Problem details ->
Below are the records; collect from them each line containing the string "this".
## start Source data
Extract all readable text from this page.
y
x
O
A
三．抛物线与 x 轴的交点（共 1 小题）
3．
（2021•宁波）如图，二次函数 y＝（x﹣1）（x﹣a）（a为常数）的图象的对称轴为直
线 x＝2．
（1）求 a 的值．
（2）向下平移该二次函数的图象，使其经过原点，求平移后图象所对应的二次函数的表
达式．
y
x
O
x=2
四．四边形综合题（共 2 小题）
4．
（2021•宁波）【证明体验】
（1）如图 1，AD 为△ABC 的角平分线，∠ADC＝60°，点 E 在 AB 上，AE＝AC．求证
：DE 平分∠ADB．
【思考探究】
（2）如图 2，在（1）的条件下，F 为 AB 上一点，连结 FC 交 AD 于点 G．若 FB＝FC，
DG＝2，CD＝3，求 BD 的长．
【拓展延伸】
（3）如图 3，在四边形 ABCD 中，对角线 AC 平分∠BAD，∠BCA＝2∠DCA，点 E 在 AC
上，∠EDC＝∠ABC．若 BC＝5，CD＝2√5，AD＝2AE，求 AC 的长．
## end Source data
## start Source data
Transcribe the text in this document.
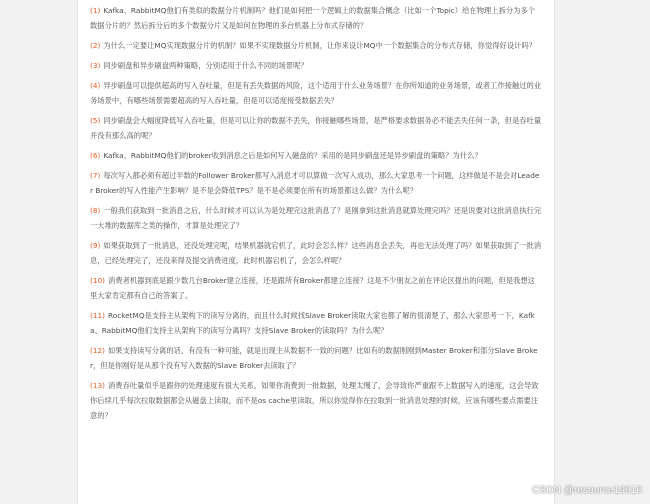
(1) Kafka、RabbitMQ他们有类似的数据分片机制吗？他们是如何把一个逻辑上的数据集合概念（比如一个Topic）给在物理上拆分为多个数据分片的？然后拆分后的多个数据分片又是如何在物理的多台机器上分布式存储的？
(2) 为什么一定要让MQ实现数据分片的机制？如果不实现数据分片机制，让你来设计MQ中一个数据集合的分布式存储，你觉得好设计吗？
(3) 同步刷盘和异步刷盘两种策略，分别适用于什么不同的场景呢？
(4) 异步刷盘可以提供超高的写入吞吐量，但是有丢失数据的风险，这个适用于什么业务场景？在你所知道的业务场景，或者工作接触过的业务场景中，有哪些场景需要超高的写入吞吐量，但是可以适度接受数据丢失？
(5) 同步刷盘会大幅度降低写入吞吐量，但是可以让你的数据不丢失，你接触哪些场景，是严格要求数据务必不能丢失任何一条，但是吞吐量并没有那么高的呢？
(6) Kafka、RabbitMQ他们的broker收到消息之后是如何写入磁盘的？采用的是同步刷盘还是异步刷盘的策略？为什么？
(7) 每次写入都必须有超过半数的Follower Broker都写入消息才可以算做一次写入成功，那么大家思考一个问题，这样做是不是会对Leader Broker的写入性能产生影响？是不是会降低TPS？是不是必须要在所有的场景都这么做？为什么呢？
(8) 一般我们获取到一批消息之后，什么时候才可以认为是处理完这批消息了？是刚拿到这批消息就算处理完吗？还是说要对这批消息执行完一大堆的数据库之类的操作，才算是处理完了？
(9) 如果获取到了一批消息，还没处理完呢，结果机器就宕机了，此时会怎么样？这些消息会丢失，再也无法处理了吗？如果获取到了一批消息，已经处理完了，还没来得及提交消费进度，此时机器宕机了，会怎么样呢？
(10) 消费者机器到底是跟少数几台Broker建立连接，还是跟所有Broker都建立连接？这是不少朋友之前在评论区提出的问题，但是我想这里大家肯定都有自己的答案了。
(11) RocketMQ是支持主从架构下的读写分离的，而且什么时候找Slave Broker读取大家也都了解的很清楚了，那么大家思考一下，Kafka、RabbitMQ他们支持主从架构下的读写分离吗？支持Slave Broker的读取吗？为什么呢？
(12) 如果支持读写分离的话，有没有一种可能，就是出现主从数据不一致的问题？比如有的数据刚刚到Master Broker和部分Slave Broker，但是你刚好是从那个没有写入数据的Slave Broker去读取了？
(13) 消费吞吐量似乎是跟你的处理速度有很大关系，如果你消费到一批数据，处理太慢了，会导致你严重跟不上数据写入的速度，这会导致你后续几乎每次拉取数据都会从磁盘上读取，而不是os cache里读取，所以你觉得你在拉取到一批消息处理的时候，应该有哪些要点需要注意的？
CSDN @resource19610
## end Source data
Completed task ->
Extract all readable text from this page.
Transcribe the text in this document.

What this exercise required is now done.